**EXERCISE:** The complete listing should be restated exactly.

**DATASET EXCERPTS:**
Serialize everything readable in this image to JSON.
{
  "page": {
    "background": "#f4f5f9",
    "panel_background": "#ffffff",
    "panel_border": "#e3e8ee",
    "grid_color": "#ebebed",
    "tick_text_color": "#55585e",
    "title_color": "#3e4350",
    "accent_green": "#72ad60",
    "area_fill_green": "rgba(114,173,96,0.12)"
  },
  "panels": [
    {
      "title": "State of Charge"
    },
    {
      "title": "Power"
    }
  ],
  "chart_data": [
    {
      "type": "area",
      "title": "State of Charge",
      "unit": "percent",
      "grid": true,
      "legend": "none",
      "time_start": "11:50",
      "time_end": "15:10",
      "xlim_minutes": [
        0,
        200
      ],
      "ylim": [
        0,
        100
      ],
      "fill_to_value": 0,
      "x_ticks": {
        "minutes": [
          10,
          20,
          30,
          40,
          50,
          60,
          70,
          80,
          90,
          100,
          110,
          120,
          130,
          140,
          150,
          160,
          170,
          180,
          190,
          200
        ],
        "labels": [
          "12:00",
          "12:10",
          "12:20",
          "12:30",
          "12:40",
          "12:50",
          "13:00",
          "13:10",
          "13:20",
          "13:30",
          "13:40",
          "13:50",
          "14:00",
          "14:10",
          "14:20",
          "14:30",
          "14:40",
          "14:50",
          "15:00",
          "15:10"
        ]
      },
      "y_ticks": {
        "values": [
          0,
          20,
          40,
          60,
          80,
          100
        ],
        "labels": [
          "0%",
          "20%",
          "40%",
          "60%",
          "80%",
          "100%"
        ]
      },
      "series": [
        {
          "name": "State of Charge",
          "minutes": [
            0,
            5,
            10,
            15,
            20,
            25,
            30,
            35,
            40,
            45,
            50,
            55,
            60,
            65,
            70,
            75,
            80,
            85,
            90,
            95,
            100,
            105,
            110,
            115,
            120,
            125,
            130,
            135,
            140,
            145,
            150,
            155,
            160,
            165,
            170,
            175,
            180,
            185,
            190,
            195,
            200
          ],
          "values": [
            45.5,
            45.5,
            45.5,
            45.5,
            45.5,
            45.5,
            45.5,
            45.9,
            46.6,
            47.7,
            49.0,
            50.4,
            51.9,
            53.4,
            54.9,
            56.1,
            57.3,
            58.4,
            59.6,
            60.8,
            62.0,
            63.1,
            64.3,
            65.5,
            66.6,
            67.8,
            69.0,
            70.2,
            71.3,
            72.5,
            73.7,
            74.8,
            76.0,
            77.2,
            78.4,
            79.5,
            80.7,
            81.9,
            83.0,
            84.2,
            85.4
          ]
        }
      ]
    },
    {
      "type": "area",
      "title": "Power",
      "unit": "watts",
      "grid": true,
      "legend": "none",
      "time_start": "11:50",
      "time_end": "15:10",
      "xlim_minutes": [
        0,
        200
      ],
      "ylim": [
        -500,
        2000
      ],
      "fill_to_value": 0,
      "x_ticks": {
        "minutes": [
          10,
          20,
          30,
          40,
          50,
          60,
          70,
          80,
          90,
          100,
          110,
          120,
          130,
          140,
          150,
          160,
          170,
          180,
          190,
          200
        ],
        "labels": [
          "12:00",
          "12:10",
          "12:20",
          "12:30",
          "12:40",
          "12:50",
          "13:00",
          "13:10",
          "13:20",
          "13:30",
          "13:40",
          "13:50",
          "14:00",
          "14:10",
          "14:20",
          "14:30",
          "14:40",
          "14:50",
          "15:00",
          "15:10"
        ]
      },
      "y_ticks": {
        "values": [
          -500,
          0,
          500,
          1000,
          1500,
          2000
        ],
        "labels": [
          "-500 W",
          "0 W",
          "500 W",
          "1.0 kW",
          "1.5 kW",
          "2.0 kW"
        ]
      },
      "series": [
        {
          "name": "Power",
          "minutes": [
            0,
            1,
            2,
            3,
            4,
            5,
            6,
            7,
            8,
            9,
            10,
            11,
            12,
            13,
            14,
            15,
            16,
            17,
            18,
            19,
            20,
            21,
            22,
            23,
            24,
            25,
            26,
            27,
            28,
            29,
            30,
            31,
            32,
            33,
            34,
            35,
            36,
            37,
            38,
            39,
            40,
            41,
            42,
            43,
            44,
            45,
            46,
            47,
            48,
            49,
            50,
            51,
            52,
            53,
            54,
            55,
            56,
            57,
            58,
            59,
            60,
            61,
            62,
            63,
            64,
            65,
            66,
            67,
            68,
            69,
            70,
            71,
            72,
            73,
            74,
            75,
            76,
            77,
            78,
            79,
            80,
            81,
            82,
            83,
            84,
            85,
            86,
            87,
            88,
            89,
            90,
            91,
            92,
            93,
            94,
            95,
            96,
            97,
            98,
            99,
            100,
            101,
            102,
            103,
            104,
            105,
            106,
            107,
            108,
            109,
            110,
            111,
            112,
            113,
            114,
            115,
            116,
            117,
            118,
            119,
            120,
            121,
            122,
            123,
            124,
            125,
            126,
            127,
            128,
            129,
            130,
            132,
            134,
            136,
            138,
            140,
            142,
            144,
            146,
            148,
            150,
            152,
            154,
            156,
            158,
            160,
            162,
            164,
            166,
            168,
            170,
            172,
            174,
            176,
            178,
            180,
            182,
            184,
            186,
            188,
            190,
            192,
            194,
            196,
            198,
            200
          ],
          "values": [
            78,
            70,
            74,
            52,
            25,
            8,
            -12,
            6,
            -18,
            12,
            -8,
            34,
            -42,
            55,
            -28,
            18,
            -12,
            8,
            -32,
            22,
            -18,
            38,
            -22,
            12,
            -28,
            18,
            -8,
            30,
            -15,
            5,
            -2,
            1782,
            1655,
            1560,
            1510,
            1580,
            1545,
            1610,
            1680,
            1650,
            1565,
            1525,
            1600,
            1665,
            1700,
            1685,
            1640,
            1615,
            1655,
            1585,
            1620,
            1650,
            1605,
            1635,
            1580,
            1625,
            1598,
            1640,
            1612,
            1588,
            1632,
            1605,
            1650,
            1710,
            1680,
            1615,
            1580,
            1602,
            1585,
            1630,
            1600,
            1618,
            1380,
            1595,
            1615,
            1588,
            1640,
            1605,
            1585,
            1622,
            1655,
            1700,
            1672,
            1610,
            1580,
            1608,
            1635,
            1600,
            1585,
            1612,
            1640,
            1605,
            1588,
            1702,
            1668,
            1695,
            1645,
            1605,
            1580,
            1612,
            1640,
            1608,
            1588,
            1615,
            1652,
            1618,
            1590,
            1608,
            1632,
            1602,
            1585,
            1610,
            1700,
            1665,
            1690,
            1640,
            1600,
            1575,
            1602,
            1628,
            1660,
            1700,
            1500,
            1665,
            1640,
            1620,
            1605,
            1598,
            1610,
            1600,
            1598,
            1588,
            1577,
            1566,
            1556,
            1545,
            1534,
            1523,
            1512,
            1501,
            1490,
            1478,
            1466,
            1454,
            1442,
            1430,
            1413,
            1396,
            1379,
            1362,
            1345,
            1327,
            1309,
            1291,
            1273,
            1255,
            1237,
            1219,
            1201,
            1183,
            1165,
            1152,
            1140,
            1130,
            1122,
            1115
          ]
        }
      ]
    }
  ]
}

**IN RESPONSE:**
Serialize everything readable in this image to JSON.
{
  "page": {
    "background": "#f4f5f9",
    "panel_background": "#ffffff",
    "panel_border": "#e3e8ee",
    "grid_color": "#ebebed",
    "tick_text_color": "#55585e",
    "title_color": "#3e4350",
    "accent_green": "#72ad60",
    "area_fill_green": "rgba(114,173,96,0.12)"
  },
  "panels": [
    {
      "title": "State of Charge"
    },
    {
      "title": "Power"
    }
  ],
  "chart_data": [
    {
      "type": "area",
      "title": "State of Charge",
      "unit": "percent",
      "grid": true,
      "legend": "none",
      "time_start": "11:50",
      "time_end": "15:10",
      "xlim_minutes": [
        0,
        200
      ],
      "ylim": [
        0,
        100
      ],
      "fill_to_value": 0,
      "x_ticks": {
        "minutes": [
          10,
          20,
          30,
          40,
          50,
          60,
          70,
          80,
          90,
          100,
          110,
          120,
          130,
          140,
          150,
          160,
          170,
          180,
          190,
          200
        ],
        "labels": [
          "12:00",
          "12:10",
          "12:20",
          "12:30",
          "12:40",
          "12:50",
          "13:00",
          "13:10",
          "13:20",
          "13:30",
          "13:40",
          "13:50",
          "14:00",
          "14:10",
          "14:20",
          "14:30",
          "14:40",
          "14:50",
          "15:00",
          "15:10"
        ]
      },
      "y_ticks": {
        "values": [
          0,
          20,
          40,
          60,
          80,
          100
        ],
        "labels": [
          "0%",
          "20%",
          "40%",
          "60%",
          "80%",
          "100%"
        ]
      },
      "series": [
        {
          "name": "State of Charge",
          "minutes": [
            0,
            5,
            10,
            15,
            20,
            25,
            30,
            35,
            40,
            45,
            50,
            55,
            60,
            65,
            70,
            75,
            80,
            85,
            90,
            95,
            100,
            105,
            110,
            115,
            120,
            125,
            130,
            135,
            140,
            145,
            150,
            155,
            160,
            165,
            170,
            175,
            180,
            185,
            190,
            195,
            200
          ],
          "values": [
            45.5,
            45.5,
            45.5,
            45.5,
            45.5,
            45.5,
            45.5,
            45.9,
            46.6,
            47.7,
            49.0,
            50.4,
            51.9,
            53.4,
            54.9,
            56.1,
            57.3,
            58.4,
            59.6,
            60.8,
            62.0,
            63.1,
            64.3,
            65.5,
            66.6,
            67.8,
            69.0,
            70.2,
            71.3,
            72.5,
            73.7,
            74.8,
            76.0,
            77.2,
            78.4,
            79.5,
            80.7,
            81.9,
            83.0,
            84.2,
            85.4
          ]
        }
      ]
    },
    {
      "type": "area",
      "title": "Power",
      "unit": "watts",
      "grid": true,
      "legend": "none",
      "time_start": "11:50",
      "time_end": "15:10",
      "xlim_minutes": [
        0,
        200
      ],
      "ylim": [
        -500,
        2000
      ],
      "fill_to_value": 0,
      "x_ticks": {
        "minutes": [
          10,
          20,
          30,
          40,
          50,
          60,
          70,
          80,
          90,
          100,
          110,
          120,
          130,
          140,
          150,
          160,
          170,
          180,
          190,
          200
        ],
        "labels": [
          "12:00",
          "12:10",
          "12:20",
          "12:30",
          "12:40",
          "12:50",
          "13:00",
          "13:10",
          "13:20",
          "13:30",
          "13:40",
          "13:50",
          "14:00",
          "14:10",
          "14:20",
          "14:30",
          "14:40",
          "14:50",
          "15:00",
          "15:10"
        ]
      },
      "y_ticks": {
        "values": [
          -500,
          0,
          500,
          1000,
          1500,
          2000
        ],
        "labels": [
          "-500 W",
          "0 W",
          "500 W",
          "1.0 kW",
          "1.5 kW",
          "2.0 kW"
        ]
      },
      "series": [
        {
          "name": "Power",
          "minutes": [
            0,
            1,
            2,
            3,
            4,
            5,
            6,
            7,
            8,
            9,
            10,
            11,
            12,
            13,
            14,
            15,
            16,
            17,
            18,
            19,
            20,
            21,
            22,
            23,
            24,
            25,
            26,
            27,
            28,
            29,
            30,
            31,
            32,
            33,
            34,
            35,
            36,
            37,
            38,
            39,
            40,
            41,
            42,
            43,
            44,
            45,
            46,
            47,
            48,
            49,
            50,
            51,
            52,
            53,
            54,
            55,
            56,
            57,
            58,
            59,
            60,
            61,
            62,
            63,
            64,
            65,
            66,
            67,
            68,
            69,
            70,
            71,
            72,
            73,
            74,
            75,
            76,
            77,
            78,
            79,
            80,
            81,
            82,
            83,
            84,
            85,
            86,
            87,
            88,
            89,
            90,
            91,
            92,
            93,
            94,
            95,
            96,
            97,
            98,
            99,
            100,
            101,
            102,
            103,
            104,
            105,
            106,
            107,
            108,
            109,
            110,
            111,
            112,
            113,
            114,
            115,
            116,
            117,
            118,
            119,
            120,
            121,
            122,
            123,
            124,
            125,
            126,
            127,
            128,
            129,
            130,
            132,
            134,
            136,
            138,
            140,
            142,
            144,
            146,
            148,
            150,
            152,
            154,
            156,
            158,
            160,
            162,
            164,
            166,
            168,
            170,
            172,
            174,
            176,
            178,
            180,
            182,
            184,
            186,
            188,
            190,
            192,
            194,
            196,
            198,
            200
          ],
          "values": [
            78,
            70,
            74,
            52,
            25,
            8,
            -12,
            6,
            -18,
            12,
            -8,
            34,
            -42,
            55,
            -28,
            18,
            -12,
            8,
            -32,
            22,
            -18,
            38,
            -22,
            12,
            -28,
            18,
            -8,
            30,
            -15,
            5,
            -2,
            1782,
            1655,
            1560,
            1510,
            1580,
            1545,
            1610,
            1680,
            1650,
            1565,
            1525,
            1600,
            1665,
            1700,
            1685,
            1640,
            1615,
            1655,
            1585,
            1620,
            1650,
            1605,
            1635,
            1580,
            1625,
            1598,
            1640,
            1612,
            1588,
            1632,
            1605,
            1650,
            1710,
            1680,
            1615,
            1580,
            1602,
            1585,
            1630,
            1600,
            1618,
            1380,
            1595,
            1615,
            1588,
            1640,
            1605,
            1585,
            1622,
            1655,
            1700,
            1672,
            1610,
            1580,
            1608,
            1635,
            1600,
            1585,
            1612,
            1640,
            1605,
            1588,
            1702,
            1668,
            1695,
            1645,
            1605,
            1580,
            1612,
            1640,
            1608,
            1588,
            1615,
            1652,
            1618,
            1590,
            1608,
            1632,
            1602,
            1585,
            1610,
            1700,
            1665,
            1690,
            1640,
            1600,
            1575,
            1602,
            1628,
            1660,
            1700,
            1500,
            1665,
            1640,
            1620,
            1605,
            1598,
            1610,
            1600,
            1598,
            1588,
            1577,
            1566,
            1556,
            1545,
            1534,
            1523,
            1512,
            1501,
            1490,
            1478,
            1466,
            1454,
            1442,
            1430,
            1413,
            1396,
            1379,
            1362,
            1345,
            1327,
            1309,
            1291,
            1273,
            1255,
            1237,
            1219,
            1201,
            1183,
            1165,
            1152,
            1140,
            1130,
            1122,
            1115
          ]
        }
      ]
    }
  ]
}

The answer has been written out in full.